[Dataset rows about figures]
§
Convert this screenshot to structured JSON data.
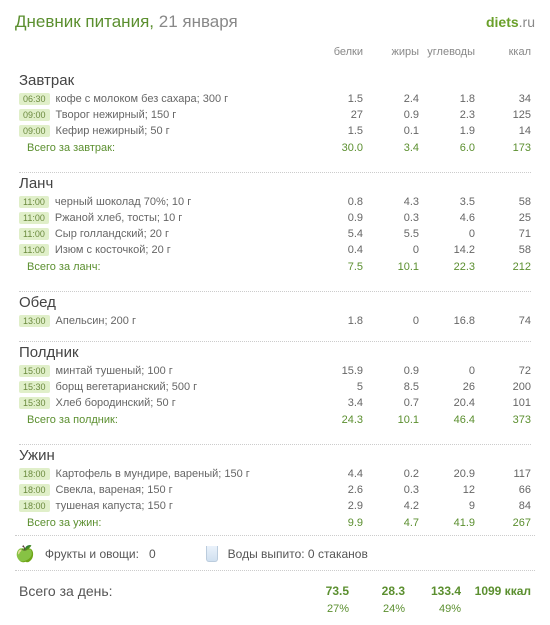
{
  "brand": {
    "prefix": "diets",
    "suffix": ".ru"
  },
  "title": {
    "label": "Дневник питания,",
    "date": "21 января"
  },
  "columns": {
    "protein": "белки",
    "fat": "жиры",
    "carbs": "углеводы",
    "kcal": "ккал"
  },
  "meals": [
    {
      "name": "Завтрак",
      "total_label": "Всего за завтрак:",
      "items": [
        {
          "time": "06:30",
          "food": "кофе с молоком без сахара; 300 г",
          "p": "1.5",
          "f": "2.4",
          "c": "1.8",
          "k": "34"
        },
        {
          "time": "09:00",
          "food": "Творог нежирный; 150 г",
          "p": "27",
          "f": "0.9",
          "c": "2.3",
          "k": "125"
        },
        {
          "time": "09:00",
          "food": "Кефир нежирный; 50 г",
          "p": "1.5",
          "f": "0.1",
          "c": "1.9",
          "k": "14"
        }
      ],
      "totals": {
        "p": "30.0",
        "f": "3.4",
        "c": "6.0",
        "k": "173"
      }
    },
    {
      "name": "Ланч",
      "total_label": "Всего за ланч:",
      "items": [
        {
          "time": "11:00",
          "food": "черный шоколад 70%; 10 г",
          "p": "0.8",
          "f": "4.3",
          "c": "3.5",
          "k": "58"
        },
        {
          "time": "11:00",
          "food": "Ржаной хлеб, тосты; 10 г",
          "p": "0.9",
          "f": "0.3",
          "c": "4.6",
          "k": "25"
        },
        {
          "time": "11:00",
          "food": "Сыр голландский; 20 г",
          "p": "5.4",
          "f": "5.5",
          "c": "0",
          "k": "71"
        },
        {
          "time": "11:00",
          "food": "Изюм с косточкой; 20 г",
          "p": "0.4",
          "f": "0",
          "c": "14.2",
          "k": "58"
        }
      ],
      "totals": {
        "p": "7.5",
        "f": "10.1",
        "c": "22.3",
        "k": "212"
      }
    },
    {
      "name": "Обед",
      "total_label": "",
      "items": [
        {
          "time": "13:00",
          "food": "Апельсин; 200 г",
          "p": "1.8",
          "f": "0",
          "c": "16.8",
          "k": "74"
        }
      ],
      "totals": null
    },
    {
      "name": "Полдник",
      "total_label": "Всего за полдник:",
      "items": [
        {
          "time": "15:00",
          "food": "минтай тушеный; 100 г",
          "p": "15.9",
          "f": "0.9",
          "c": "0",
          "k": "72"
        },
        {
          "time": "15:30",
          "food": "борщ вегетарианский; 500 г",
          "p": "5",
          "f": "8.5",
          "c": "26",
          "k": "200"
        },
        {
          "time": "15:30",
          "food": "Хлеб бородинский; 50 г",
          "p": "3.4",
          "f": "0.7",
          "c": "20.4",
          "k": "101"
        }
      ],
      "totals": {
        "p": "24.3",
        "f": "10.1",
        "c": "46.4",
        "k": "373"
      }
    },
    {
      "name": "Ужин",
      "total_label": "Всего за ужин:",
      "items": [
        {
          "time": "18:00",
          "food": "Картофель в мундире, вареный; 150 г",
          "p": "4.4",
          "f": "0.2",
          "c": "20.9",
          "k": "117"
        },
        {
          "time": "18:00",
          "food": "Свекла, вареная; 150 г",
          "p": "2.6",
          "f": "0.3",
          "c": "12",
          "k": "66"
        },
        {
          "time": "18:00",
          "food": "тушеная капуста; 150 г",
          "p": "2.9",
          "f": "4.2",
          "c": "9",
          "k": "84"
        }
      ],
      "totals": {
        "p": "9.9",
        "f": "4.7",
        "c": "41.9",
        "k": "267"
      }
    }
  ],
  "summary": {
    "fruits_label": "Фрукты и овощи:",
    "fruits_value": "0",
    "water_label": "Воды выпито: 0 стаканов"
  },
  "day_total": {
    "label": "Всего за день:",
    "p": "73.5",
    "f": "28.3",
    "c": "133.4",
    "k": "1099 ккал",
    "pp": "27%",
    "fp": "24%",
    "cp": "49%"
  },
  "colors": {
    "accent": "#5b8f2f",
    "badge_bg": "#e0efc9",
    "text": "#555555",
    "muted": "#888888",
    "divider": "#cccccc"
  }
}
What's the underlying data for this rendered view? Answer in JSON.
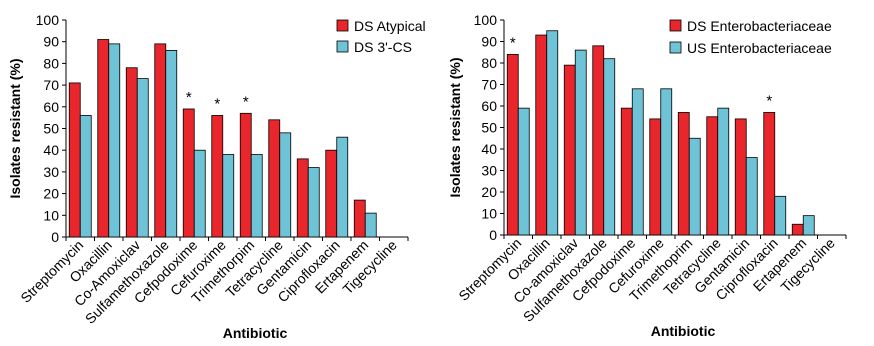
§
[TASK STATEMENT] Set down the entries above word for word, but drop any image.

[TASK RESPONSE]
Convert this screenshot to structured JSON data.
{
  "brand": {
    "prefix": "diets",
    "suffix": ".ru"
  },
  "title": {
    "label": "Дневник питания,",
    "date": "21 января"
  },
  "columns": {
    "protein": "белки",
    "fat": "жиры",
    "carbs": "углеводы",
    "kcal": "ккал"
  },
  "meals": [
    {
      "name": "Завтрак",
      "total_label": "Всего за завтрак:",
      "items": [
        {
          "time": "06:30",
          "food": "кофе с молоком без сахара; 300 г",
          "p": "1.5",
          "f": "2.4",
          "c": "1.8",
          "k": "34"
        },
        {
          "time": "09:00",
          "food": "Творог нежирный; 150 г",
          "p": "27",
          "f": "0.9",
          "c": "2.3",
          "k": "125"
        },
        {
          "time": "09:00",
          "food": "Кефир нежирный; 50 г",
          "p": "1.5",
          "f": "0.1",
          "c": "1.9",
          "k": "14"
        }
      ],
      "totals": {
        "p": "30.0",
        "f": "3.4",
        "c": "6.0",
        "k": "173"
      }
    },
    {
      "name": "Ланч",
      "total_label": "Всего за ланч:",
      "items": [
        {
          "time": "11:00",
          "food": "черный шоколад 70%; 10 г",
          "p": "0.8",
          "f": "4.3",
          "c": "3.5",
          "k": "58"
        },
        {
          "time": "11:00",
          "food": "Ржаной хлеб, тосты; 10 г",
          "p": "0.9",
          "f": "0.3",
          "c": "4.6",
          "k": "25"
        },
        {
          "time": "11:00",
          "food": "Сыр голландский; 20 г",
          "p": "5.4",
          "f": "5.5",
          "c": "0",
          "k": "71"
        },
        {
          "time": "11:00",
          "food": "Изюм с косточкой; 20 г",
          "p": "0.4",
          "f": "0",
          "c": "14.2",
          "k": "58"
        }
      ],
      "totals": {
        "p": "7.5",
        "f": "10.1",
        "c": "22.3",
        "k": "212"
      }
    },
    {
      "name": "Обед",
      "total_label": "",
      "items": [
        {
          "time": "13:00",
          "food": "Апельсин; 200 г",
          "p": "1.8",
          "f": "0",
          "c": "16.8",
          "k": "74"
        }
      ],
      "totals": null
    },
    {
      "name": "Полдник",
      "total_label": "Всего за полдник:",
      "items": [
        {
          "time": "15:00",
          "food": "минтай тушеный; 100 г",
          "p": "15.9",
          "f": "0.9",
          "c": "0",
          "k": "72"
        },
        {
          "time": "15:30",
          "food": "борщ вегетарианский; 500 г",
          "p": "5",
          "f": "8.5",
          "c": "26",
          "k": "200"
        },
        {
          "time": "15:30",
          "food": "Хлеб бородинский; 50 г",
          "p": "3.4",
          "f": "0.7",
          "c": "20.4",
          "k": "101"
        }
      ],
      "totals": {
        "p": "24.3",
        "f": "10.1",
        "c": "46.4",
        "k": "373"
      }
    },
    {
      "name": "Ужин",
      "total_label": "Всего за ужин:",
      "items": [
        {
          "time": "18:00",
          "food": "Картофель в мундире, вареный; 150 г",
          "p": "4.4",
          "f": "0.2",
          "c": "20.9",
          "k": "117"
        },
        {
          "time": "18:00",
          "food": "Свекла, вареная; 150 г",
          "p": "2.6",
          "f": "0.3",
          "c": "12",
          "k": "66"
        },
        {
          "time": "18:00",
          "food": "тушеная капуста; 150 г",
          "p": "2.9",
          "f": "4.2",
          "c": "9",
          "k": "84"
        }
      ],
      "totals": {
        "p": "9.9",
        "f": "4.7",
        "c": "41.9",
        "k": "267"
      }
    }
  ],
  "summary": {
    "fruits_label": "Фрукты и овощи:",
    "fruits_value": "0",
    "water_label": "Воды выпито: 0 стаканов"
  },
  "day_total": {
    "label": "Всего за день:",
    "p": "73.5",
    "f": "28.3",
    "c": "133.4",
    "k": "1099 ккал",
    "pp": "27%",
    "fp": "24%",
    "cp": "49%"
  },
  "colors": {
    "accent": "#5b8f2f",
    "badge_bg": "#e0efc9",
    "text": "#555555",
    "muted": "#888888",
    "divider": "#cccccc"
  }
}
What's the underlying data for this rendered view? Answer in JSON.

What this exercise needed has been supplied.